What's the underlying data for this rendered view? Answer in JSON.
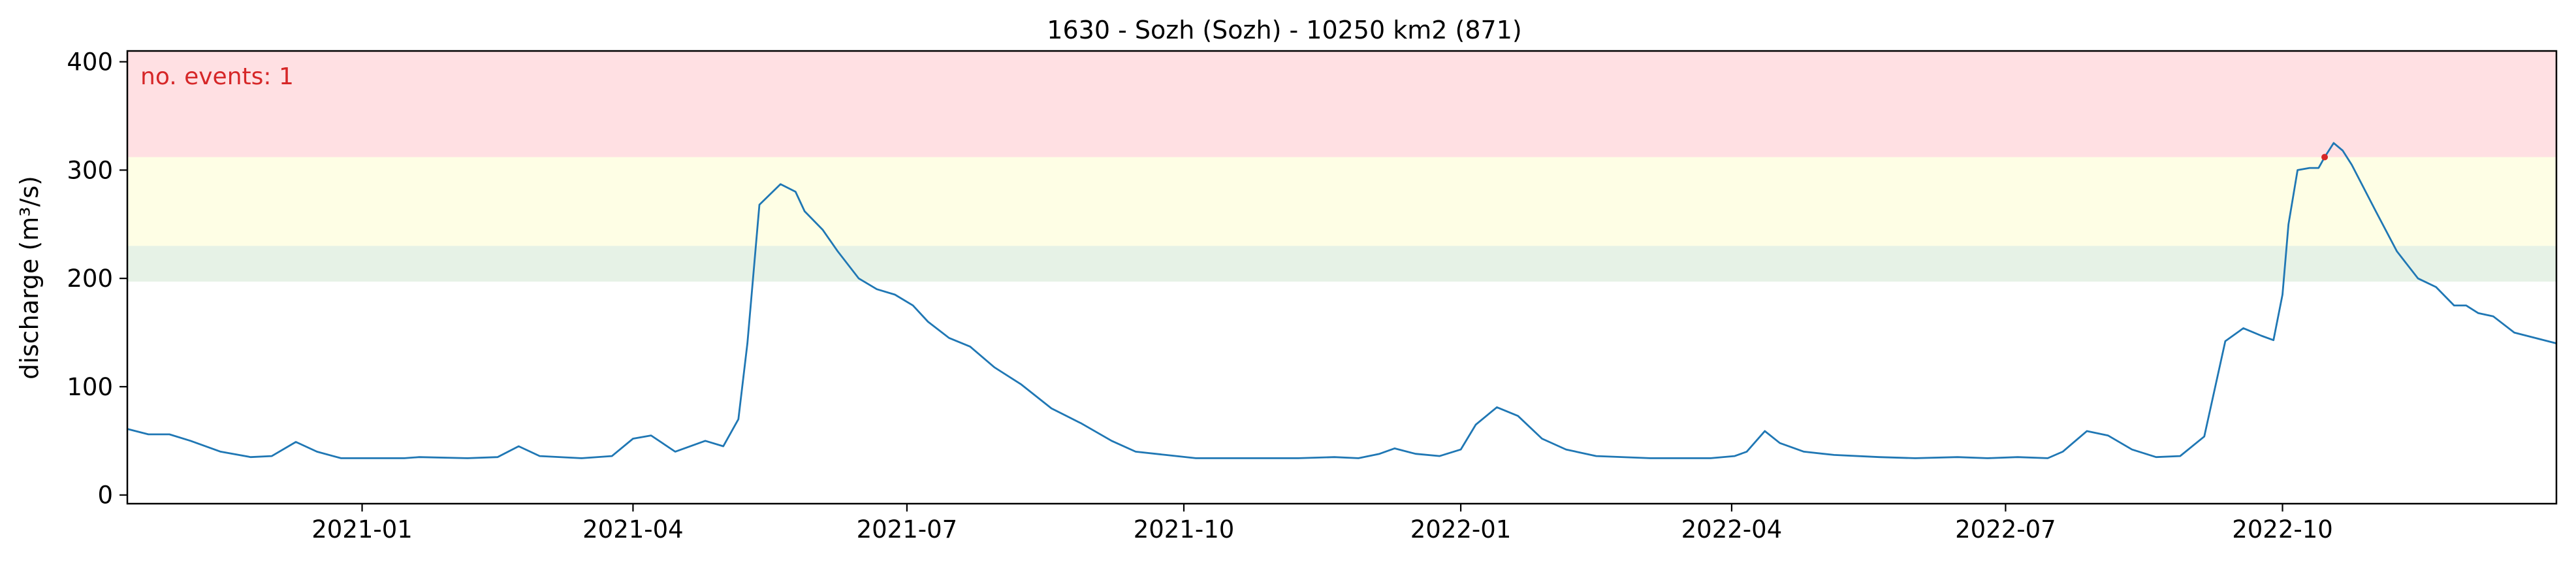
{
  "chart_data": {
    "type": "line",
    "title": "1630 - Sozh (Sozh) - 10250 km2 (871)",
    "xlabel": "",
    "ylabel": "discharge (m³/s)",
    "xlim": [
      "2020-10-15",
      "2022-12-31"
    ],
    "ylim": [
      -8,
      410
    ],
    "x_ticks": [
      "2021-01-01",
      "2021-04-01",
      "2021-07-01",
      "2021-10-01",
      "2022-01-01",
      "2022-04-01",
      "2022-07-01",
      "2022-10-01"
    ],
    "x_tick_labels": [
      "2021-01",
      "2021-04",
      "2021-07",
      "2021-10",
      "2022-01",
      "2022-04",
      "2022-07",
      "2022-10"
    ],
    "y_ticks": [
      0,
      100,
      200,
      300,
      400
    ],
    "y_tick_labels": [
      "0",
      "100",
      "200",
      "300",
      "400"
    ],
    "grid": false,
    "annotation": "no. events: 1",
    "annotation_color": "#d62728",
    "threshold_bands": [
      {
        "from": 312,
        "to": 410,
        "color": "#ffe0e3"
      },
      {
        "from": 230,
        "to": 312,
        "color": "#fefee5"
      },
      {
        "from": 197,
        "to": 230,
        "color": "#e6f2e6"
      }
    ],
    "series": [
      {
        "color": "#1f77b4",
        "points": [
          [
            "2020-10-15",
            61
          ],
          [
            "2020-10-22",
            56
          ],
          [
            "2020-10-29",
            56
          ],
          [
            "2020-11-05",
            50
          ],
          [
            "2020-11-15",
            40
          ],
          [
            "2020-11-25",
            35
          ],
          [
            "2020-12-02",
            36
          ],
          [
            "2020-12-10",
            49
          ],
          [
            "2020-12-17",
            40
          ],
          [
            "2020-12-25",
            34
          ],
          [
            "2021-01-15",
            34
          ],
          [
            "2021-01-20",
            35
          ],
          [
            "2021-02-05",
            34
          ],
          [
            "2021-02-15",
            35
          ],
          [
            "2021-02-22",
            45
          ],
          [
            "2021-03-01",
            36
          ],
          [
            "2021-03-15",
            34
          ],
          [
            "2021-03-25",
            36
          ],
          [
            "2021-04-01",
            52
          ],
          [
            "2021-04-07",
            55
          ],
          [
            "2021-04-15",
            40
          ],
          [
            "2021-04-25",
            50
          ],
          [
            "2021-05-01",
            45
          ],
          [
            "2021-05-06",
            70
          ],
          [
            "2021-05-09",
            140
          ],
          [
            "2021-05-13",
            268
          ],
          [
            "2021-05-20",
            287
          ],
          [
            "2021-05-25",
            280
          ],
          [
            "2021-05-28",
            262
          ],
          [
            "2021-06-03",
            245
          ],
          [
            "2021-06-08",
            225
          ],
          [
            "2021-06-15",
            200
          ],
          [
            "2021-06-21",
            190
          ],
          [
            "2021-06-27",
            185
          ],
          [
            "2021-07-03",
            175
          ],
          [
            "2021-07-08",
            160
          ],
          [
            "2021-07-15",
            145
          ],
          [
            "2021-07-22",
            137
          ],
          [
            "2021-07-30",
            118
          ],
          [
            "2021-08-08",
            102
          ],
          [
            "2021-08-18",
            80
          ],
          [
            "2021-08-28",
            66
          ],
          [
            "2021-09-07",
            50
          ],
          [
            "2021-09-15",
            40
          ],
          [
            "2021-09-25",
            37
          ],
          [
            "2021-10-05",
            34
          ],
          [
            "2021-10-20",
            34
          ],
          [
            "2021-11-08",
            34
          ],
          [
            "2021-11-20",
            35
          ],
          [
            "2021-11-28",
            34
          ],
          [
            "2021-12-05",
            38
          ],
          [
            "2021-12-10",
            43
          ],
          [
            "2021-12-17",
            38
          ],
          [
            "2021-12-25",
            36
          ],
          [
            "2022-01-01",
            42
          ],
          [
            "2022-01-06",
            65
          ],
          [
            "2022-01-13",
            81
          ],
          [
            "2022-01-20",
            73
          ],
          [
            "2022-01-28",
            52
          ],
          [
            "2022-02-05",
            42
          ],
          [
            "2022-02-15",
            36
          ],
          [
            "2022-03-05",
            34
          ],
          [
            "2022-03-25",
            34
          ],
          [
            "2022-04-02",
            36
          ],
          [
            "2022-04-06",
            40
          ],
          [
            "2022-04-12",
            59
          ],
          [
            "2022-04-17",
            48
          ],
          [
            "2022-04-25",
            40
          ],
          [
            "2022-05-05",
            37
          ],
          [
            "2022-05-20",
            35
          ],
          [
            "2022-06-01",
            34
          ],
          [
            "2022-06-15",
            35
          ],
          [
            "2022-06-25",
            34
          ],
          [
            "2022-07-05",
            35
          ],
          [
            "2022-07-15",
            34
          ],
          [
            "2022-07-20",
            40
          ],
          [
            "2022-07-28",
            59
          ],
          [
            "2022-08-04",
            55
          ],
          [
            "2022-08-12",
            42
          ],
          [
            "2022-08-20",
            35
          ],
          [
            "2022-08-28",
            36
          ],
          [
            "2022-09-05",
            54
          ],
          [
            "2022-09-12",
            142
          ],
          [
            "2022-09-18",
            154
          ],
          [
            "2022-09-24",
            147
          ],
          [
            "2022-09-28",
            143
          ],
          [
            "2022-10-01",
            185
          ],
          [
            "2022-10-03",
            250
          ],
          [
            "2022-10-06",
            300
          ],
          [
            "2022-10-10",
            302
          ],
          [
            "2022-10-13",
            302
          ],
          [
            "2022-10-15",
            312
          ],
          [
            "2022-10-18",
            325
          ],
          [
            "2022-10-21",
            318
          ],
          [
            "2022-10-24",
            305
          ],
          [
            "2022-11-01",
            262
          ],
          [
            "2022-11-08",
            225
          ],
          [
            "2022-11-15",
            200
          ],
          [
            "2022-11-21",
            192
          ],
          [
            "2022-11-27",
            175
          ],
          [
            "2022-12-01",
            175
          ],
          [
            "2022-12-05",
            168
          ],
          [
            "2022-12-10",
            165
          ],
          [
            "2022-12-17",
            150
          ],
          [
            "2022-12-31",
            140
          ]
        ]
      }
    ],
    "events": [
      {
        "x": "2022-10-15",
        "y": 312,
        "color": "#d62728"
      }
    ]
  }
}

**WHAT YOU NEED TO DO:** Copy out each record shown above without alteration, skipping any picture.

**THE ANSWER:**
What's the underlying data for this rendered view? Answer in JSON.
{
  "chart_data": {
    "type": "line",
    "title": "1630 - Sozh (Sozh) - 10250 km2 (871)",
    "xlabel": "",
    "ylabel": "discharge (m³/s)",
    "xlim": [
      "2020-10-15",
      "2022-12-31"
    ],
    "ylim": [
      -8,
      410
    ],
    "x_ticks": [
      "2021-01-01",
      "2021-04-01",
      "2021-07-01",
      "2021-10-01",
      "2022-01-01",
      "2022-04-01",
      "2022-07-01",
      "2022-10-01"
    ],
    "x_tick_labels": [
      "2021-01",
      "2021-04",
      "2021-07",
      "2021-10",
      "2022-01",
      "2022-04",
      "2022-07",
      "2022-10"
    ],
    "y_ticks": [
      0,
      100,
      200,
      300,
      400
    ],
    "y_tick_labels": [
      "0",
      "100",
      "200",
      "300",
      "400"
    ],
    "grid": false,
    "annotation": "no. events: 1",
    "annotation_color": "#d62728",
    "threshold_bands": [
      {
        "from": 312,
        "to": 410,
        "color": "#ffe0e3"
      },
      {
        "from": 230,
        "to": 312,
        "color": "#fefee5"
      },
      {
        "from": 197,
        "to": 230,
        "color": "#e6f2e6"
      }
    ],
    "series": [
      {
        "color": "#1f77b4",
        "points": [
          [
            "2020-10-15",
            61
          ],
          [
            "2020-10-22",
            56
          ],
          [
            "2020-10-29",
            56
          ],
          [
            "2020-11-05",
            50
          ],
          [
            "2020-11-15",
            40
          ],
          [
            "2020-11-25",
            35
          ],
          [
            "2020-12-02",
            36
          ],
          [
            "2020-12-10",
            49
          ],
          [
            "2020-12-17",
            40
          ],
          [
            "2020-12-25",
            34
          ],
          [
            "2021-01-15",
            34
          ],
          [
            "2021-01-20",
            35
          ],
          [
            "2021-02-05",
            34
          ],
          [
            "2021-02-15",
            35
          ],
          [
            "2021-02-22",
            45
          ],
          [
            "2021-03-01",
            36
          ],
          [
            "2021-03-15",
            34
          ],
          [
            "2021-03-25",
            36
          ],
          [
            "2021-04-01",
            52
          ],
          [
            "2021-04-07",
            55
          ],
          [
            "2021-04-15",
            40
          ],
          [
            "2021-04-25",
            50
          ],
          [
            "2021-05-01",
            45
          ],
          [
            "2021-05-06",
            70
          ],
          [
            "2021-05-09",
            140
          ],
          [
            "2021-05-13",
            268
          ],
          [
            "2021-05-20",
            287
          ],
          [
            "2021-05-25",
            280
          ],
          [
            "2021-05-28",
            262
          ],
          [
            "2021-06-03",
            245
          ],
          [
            "2021-06-08",
            225
          ],
          [
            "2021-06-15",
            200
          ],
          [
            "2021-06-21",
            190
          ],
          [
            "2021-06-27",
            185
          ],
          [
            "2021-07-03",
            175
          ],
          [
            "2021-07-08",
            160
          ],
          [
            "2021-07-15",
            145
          ],
          [
            "2021-07-22",
            137
          ],
          [
            "2021-07-30",
            118
          ],
          [
            "2021-08-08",
            102
          ],
          [
            "2021-08-18",
            80
          ],
          [
            "2021-08-28",
            66
          ],
          [
            "2021-09-07",
            50
          ],
          [
            "2021-09-15",
            40
          ],
          [
            "2021-09-25",
            37
          ],
          [
            "2021-10-05",
            34
          ],
          [
            "2021-10-20",
            34
          ],
          [
            "2021-11-08",
            34
          ],
          [
            "2021-11-20",
            35
          ],
          [
            "2021-11-28",
            34
          ],
          [
            "2021-12-05",
            38
          ],
          [
            "2021-12-10",
            43
          ],
          [
            "2021-12-17",
            38
          ],
          [
            "2021-12-25",
            36
          ],
          [
            "2022-01-01",
            42
          ],
          [
            "2022-01-06",
            65
          ],
          [
            "2022-01-13",
            81
          ],
          [
            "2022-01-20",
            73
          ],
          [
            "2022-01-28",
            52
          ],
          [
            "2022-02-05",
            42
          ],
          [
            "2022-02-15",
            36
          ],
          [
            "2022-03-05",
            34
          ],
          [
            "2022-03-25",
            34
          ],
          [
            "2022-04-02",
            36
          ],
          [
            "2022-04-06",
            40
          ],
          [
            "2022-04-12",
            59
          ],
          [
            "2022-04-17",
            48
          ],
          [
            "2022-04-25",
            40
          ],
          [
            "2022-05-05",
            37
          ],
          [
            "2022-05-20",
            35
          ],
          [
            "2022-06-01",
            34
          ],
          [
            "2022-06-15",
            35
          ],
          [
            "2022-06-25",
            34
          ],
          [
            "2022-07-05",
            35
          ],
          [
            "2022-07-15",
            34
          ],
          [
            "2022-07-20",
            40
          ],
          [
            "2022-07-28",
            59
          ],
          [
            "2022-08-04",
            55
          ],
          [
            "2022-08-12",
            42
          ],
          [
            "2022-08-20",
            35
          ],
          [
            "2022-08-28",
            36
          ],
          [
            "2022-09-05",
            54
          ],
          [
            "2022-09-12",
            142
          ],
          [
            "2022-09-18",
            154
          ],
          [
            "2022-09-24",
            147
          ],
          [
            "2022-09-28",
            143
          ],
          [
            "2022-10-01",
            185
          ],
          [
            "2022-10-03",
            250
          ],
          [
            "2022-10-06",
            300
          ],
          [
            "2022-10-10",
            302
          ],
          [
            "2022-10-13",
            302
          ],
          [
            "2022-10-15",
            312
          ],
          [
            "2022-10-18",
            325
          ],
          [
            "2022-10-21",
            318
          ],
          [
            "2022-10-24",
            305
          ],
          [
            "2022-11-01",
            262
          ],
          [
            "2022-11-08",
            225
          ],
          [
            "2022-11-15",
            200
          ],
          [
            "2022-11-21",
            192
          ],
          [
            "2022-11-27",
            175
          ],
          [
            "2022-12-01",
            175
          ],
          [
            "2022-12-05",
            168
          ],
          [
            "2022-12-10",
            165
          ],
          [
            "2022-12-17",
            150
          ],
          [
            "2022-12-31",
            140
          ]
        ]
      }
    ],
    "events": [
      {
        "x": "2022-10-15",
        "y": 312,
        "color": "#d62728"
      }
    ]
  }
}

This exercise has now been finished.